Aim =>
Sift the listing for lines that hold the string "this" and pull them out.

Provided entries =>
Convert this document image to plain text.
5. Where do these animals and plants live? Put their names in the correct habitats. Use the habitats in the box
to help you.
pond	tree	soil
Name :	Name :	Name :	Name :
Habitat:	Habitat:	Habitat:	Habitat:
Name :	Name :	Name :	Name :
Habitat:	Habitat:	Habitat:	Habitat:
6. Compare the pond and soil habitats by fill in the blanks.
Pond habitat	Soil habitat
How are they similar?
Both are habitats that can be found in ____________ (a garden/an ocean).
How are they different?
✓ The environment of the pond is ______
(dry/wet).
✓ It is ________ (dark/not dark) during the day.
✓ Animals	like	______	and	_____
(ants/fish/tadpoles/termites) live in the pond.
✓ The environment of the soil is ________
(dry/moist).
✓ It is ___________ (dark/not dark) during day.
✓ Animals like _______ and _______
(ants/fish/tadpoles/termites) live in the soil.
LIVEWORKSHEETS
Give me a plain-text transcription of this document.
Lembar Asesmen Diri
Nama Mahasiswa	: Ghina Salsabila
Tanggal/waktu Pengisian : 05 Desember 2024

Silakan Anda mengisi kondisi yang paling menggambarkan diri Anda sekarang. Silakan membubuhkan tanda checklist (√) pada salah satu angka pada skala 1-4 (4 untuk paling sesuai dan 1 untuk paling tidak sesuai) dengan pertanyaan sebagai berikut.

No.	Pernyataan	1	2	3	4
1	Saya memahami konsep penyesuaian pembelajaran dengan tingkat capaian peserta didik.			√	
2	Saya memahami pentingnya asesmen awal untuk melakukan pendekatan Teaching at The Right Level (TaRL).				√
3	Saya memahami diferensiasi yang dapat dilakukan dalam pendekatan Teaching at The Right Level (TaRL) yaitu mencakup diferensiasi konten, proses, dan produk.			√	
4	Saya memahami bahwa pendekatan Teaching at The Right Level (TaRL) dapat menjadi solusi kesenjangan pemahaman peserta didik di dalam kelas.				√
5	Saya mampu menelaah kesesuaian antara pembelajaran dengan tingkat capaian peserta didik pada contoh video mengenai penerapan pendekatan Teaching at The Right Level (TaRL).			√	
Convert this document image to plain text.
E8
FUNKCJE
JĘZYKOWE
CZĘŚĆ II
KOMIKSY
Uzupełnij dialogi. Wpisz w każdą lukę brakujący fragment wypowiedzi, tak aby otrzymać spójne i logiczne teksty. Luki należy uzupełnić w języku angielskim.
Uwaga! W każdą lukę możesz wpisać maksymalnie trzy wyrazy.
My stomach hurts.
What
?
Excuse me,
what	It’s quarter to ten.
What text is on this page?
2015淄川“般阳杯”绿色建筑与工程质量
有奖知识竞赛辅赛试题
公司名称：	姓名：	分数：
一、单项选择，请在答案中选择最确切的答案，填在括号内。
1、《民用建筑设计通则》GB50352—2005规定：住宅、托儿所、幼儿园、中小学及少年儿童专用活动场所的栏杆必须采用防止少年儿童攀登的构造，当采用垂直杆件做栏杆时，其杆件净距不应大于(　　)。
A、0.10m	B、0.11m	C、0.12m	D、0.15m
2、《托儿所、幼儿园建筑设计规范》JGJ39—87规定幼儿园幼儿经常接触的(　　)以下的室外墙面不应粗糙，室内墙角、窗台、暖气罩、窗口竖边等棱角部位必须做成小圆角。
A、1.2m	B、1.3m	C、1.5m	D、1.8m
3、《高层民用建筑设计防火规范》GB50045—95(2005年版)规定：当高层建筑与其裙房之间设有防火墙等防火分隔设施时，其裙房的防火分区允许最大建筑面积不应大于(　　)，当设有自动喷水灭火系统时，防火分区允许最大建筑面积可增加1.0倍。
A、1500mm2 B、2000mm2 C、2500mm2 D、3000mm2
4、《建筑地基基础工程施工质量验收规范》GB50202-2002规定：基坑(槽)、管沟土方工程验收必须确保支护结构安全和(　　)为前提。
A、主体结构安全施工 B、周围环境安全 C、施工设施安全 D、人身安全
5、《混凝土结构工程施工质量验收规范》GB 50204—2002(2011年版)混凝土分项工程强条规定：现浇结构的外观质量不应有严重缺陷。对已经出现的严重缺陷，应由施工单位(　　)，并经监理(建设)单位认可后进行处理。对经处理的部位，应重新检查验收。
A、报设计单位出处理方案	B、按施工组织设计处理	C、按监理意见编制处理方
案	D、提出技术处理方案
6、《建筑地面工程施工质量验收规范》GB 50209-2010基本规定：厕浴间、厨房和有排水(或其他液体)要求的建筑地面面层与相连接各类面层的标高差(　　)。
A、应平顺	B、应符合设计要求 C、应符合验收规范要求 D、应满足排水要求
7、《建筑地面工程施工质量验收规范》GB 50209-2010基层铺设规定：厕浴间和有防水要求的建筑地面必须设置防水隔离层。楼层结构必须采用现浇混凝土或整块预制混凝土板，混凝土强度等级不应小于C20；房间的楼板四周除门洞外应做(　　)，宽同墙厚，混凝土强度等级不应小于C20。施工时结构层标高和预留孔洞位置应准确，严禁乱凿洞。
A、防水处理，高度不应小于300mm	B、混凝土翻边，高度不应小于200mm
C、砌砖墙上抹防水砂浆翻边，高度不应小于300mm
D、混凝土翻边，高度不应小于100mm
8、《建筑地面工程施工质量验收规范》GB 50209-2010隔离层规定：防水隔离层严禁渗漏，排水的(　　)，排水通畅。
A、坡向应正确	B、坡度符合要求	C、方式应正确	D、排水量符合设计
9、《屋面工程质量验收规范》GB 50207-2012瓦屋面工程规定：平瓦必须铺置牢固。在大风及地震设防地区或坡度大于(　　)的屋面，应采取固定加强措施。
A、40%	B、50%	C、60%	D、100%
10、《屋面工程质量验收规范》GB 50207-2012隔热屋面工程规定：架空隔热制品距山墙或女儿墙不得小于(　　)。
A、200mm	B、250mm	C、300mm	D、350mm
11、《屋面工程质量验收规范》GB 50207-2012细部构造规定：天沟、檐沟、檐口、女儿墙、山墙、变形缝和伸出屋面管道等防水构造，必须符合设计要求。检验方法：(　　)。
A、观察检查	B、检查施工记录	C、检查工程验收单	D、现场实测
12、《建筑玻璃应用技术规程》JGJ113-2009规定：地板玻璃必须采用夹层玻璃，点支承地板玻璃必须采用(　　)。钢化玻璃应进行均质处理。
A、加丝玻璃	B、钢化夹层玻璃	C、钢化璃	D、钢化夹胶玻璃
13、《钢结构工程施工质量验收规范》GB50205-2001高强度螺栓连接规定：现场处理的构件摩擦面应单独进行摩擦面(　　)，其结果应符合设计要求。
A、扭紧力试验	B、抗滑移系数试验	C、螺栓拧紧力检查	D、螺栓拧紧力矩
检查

Final result =>
Convert this document image to plain text.
Give me a plain-text transcription of this document.
Convert this document image to plain text.
What text is on this page?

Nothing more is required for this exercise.